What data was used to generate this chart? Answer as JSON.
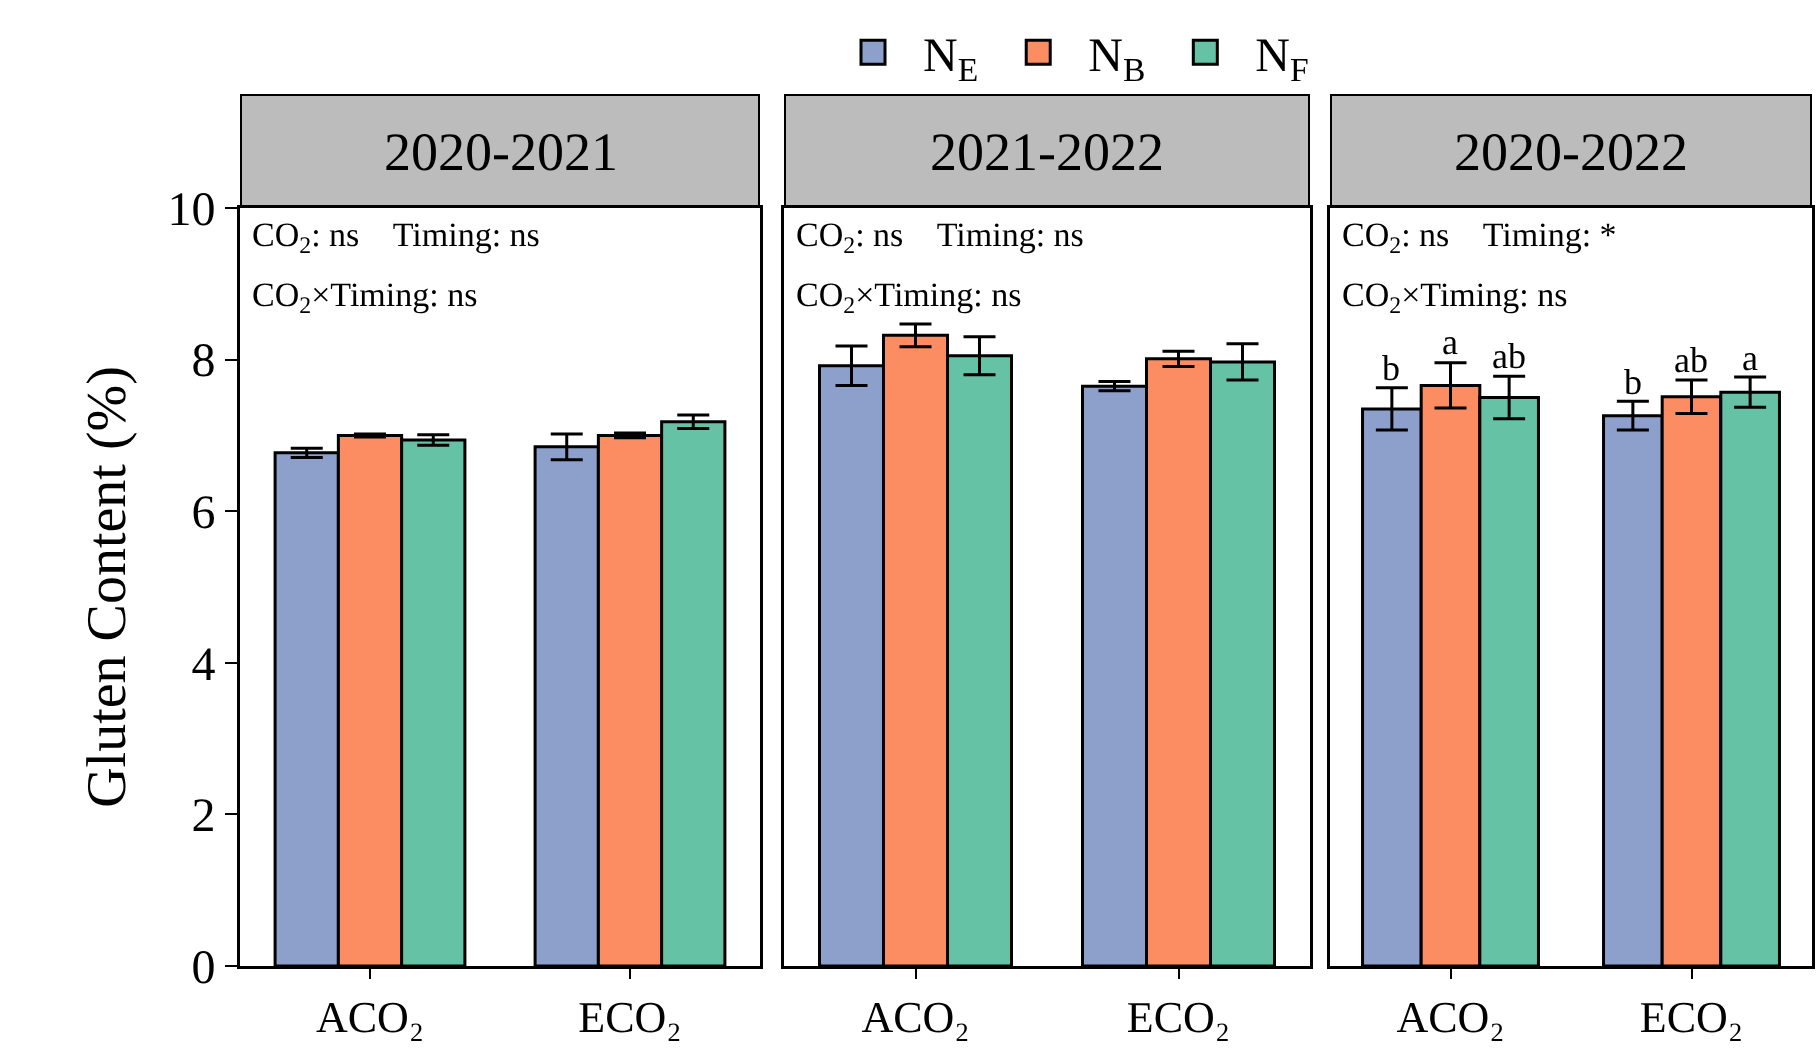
{
  "chart_data": [
    {
      "type": "bar",
      "title": "2020-2021",
      "ylabel": "Gluten Content (%)",
      "categories": [
        "ACO₂",
        "ECO₂"
      ],
      "ylim": [
        0,
        10
      ],
      "yticks": [
        0,
        2,
        4,
        6,
        8,
        10
      ],
      "grid": false,
      "legend": "top",
      "annotations": [
        "CO$_{2}$: ns    Timing: ns",
        "CO$_{2}$×Timing: ns"
      ],
      "series": [
        {
          "name": "N$_{E}$",
          "color": "#8da0cb",
          "values": [
            6.77,
            6.85
          ],
          "errors": [
            0.06,
            0.17
          ]
        },
        {
          "name": "N$_{B}$",
          "color": "#fc8d62",
          "values": [
            7.0,
            7.0
          ],
          "errors": [
            0.02,
            0.03
          ]
        },
        {
          "name": "N$_{F}$",
          "color": "#66c2a5",
          "values": [
            6.94,
            7.18
          ],
          "errors": [
            0.07,
            0.09
          ]
        }
      ]
    },
    {
      "type": "bar",
      "title": "2021-2022",
      "categories": [
        "ACO₂",
        "ECO₂"
      ],
      "ylim": [
        0,
        10
      ],
      "tick_labels": "x",
      "grid": false,
      "annotations": [
        "CO$_{2}$: ns    Timing: ns",
        "CO$_{2}$×Timing: ns"
      ],
      "series": [
        {
          "color": "#8da0cb",
          "values": [
            7.92,
            7.65
          ],
          "errors": [
            0.26,
            0.06
          ]
        },
        {
          "color": "#fc8d62",
          "values": [
            8.32,
            8.01
          ],
          "errors": [
            0.15,
            0.1
          ]
        },
        {
          "color": "#66c2a5",
          "values": [
            8.05,
            7.97
          ],
          "errors": [
            0.25,
            0.24
          ]
        }
      ]
    },
    {
      "type": "bar",
      "title": "2020-2022",
      "categories": [
        "ACO₂",
        "ECO₂"
      ],
      "ylim": [
        0,
        10
      ],
      "tick_labels": "x",
      "grid": false,
      "annotations": [
        "CO$_{2}$: ns    Timing: *",
        "CO$_{2}$×Timing: ns"
      ],
      "series": [
        {
          "color": "#8da0cb",
          "values": [
            7.35,
            7.26
          ],
          "errors": [
            0.28,
            0.19
          ],
          "value_labels": [
            "b",
            "b"
          ]
        },
        {
          "color": "#fc8d62",
          "values": [
            7.66,
            7.51
          ],
          "errors": [
            0.3,
            0.22
          ],
          "value_labels": [
            "a",
            "ab"
          ]
        },
        {
          "color": "#66c2a5",
          "values": [
            7.5,
            7.57
          ],
          "errors": [
            0.28,
            0.2
          ],
          "value_labels": [
            "ab",
            "a"
          ]
        }
      ]
    }
  ]
}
****************************************
WHAT YOU ARE ASKED TO DO: Quote the entries above word for word. Leave the images out.

TASK OUTPUT:
What data was used to generate this chart? Answer as JSON.
{
  "chart_data": [
    {
      "type": "bar",
      "title": "2020-2021",
      "ylabel": "Gluten Content (%)",
      "categories": [
        "ACO₂",
        "ECO₂"
      ],
      "ylim": [
        0,
        10
      ],
      "yticks": [
        0,
        2,
        4,
        6,
        8,
        10
      ],
      "grid": false,
      "legend": "top",
      "annotations": [
        "CO$_{2}$: ns    Timing: ns",
        "CO$_{2}$×Timing: ns"
      ],
      "series": [
        {
          "name": "N$_{E}$",
          "color": "#8da0cb",
          "values": [
            6.77,
            6.85
          ],
          "errors": [
            0.06,
            0.17
          ]
        },
        {
          "name": "N$_{B}$",
          "color": "#fc8d62",
          "values": [
            7.0,
            7.0
          ],
          "errors": [
            0.02,
            0.03
          ]
        },
        {
          "name": "N$_{F}$",
          "color": "#66c2a5",
          "values": [
            6.94,
            7.18
          ],
          "errors": [
            0.07,
            0.09
          ]
        }
      ]
    },
    {
      "type": "bar",
      "title": "2021-2022",
      "categories": [
        "ACO₂",
        "ECO₂"
      ],
      "ylim": [
        0,
        10
      ],
      "tick_labels": "x",
      "grid": false,
      "annotations": [
        "CO$_{2}$: ns    Timing: ns",
        "CO$_{2}$×Timing: ns"
      ],
      "series": [
        {
          "color": "#8da0cb",
          "values": [
            7.92,
            7.65
          ],
          "errors": [
            0.26,
            0.06
          ]
        },
        {
          "color": "#fc8d62",
          "values": [
            8.32,
            8.01
          ],
          "errors": [
            0.15,
            0.1
          ]
        },
        {
          "color": "#66c2a5",
          "values": [
            8.05,
            7.97
          ],
          "errors": [
            0.25,
            0.24
          ]
        }
      ]
    },
    {
      "type": "bar",
      "title": "2020-2022",
      "categories": [
        "ACO₂",
        "ECO₂"
      ],
      "ylim": [
        0,
        10
      ],
      "tick_labels": "x",
      "grid": false,
      "annotations": [
        "CO$_{2}$: ns    Timing: *",
        "CO$_{2}$×Timing: ns"
      ],
      "series": [
        {
          "color": "#8da0cb",
          "values": [
            7.35,
            7.26
          ],
          "errors": [
            0.28,
            0.19
          ],
          "value_labels": [
            "b",
            "b"
          ]
        },
        {
          "color": "#fc8d62",
          "values": [
            7.66,
            7.51
          ],
          "errors": [
            0.3,
            0.22
          ],
          "value_labels": [
            "a",
            "ab"
          ]
        },
        {
          "color": "#66c2a5",
          "values": [
            7.5,
            7.57
          ],
          "errors": [
            0.28,
            0.2
          ],
          "value_labels": [
            "ab",
            "a"
          ]
        }
      ]
    }
  ]
}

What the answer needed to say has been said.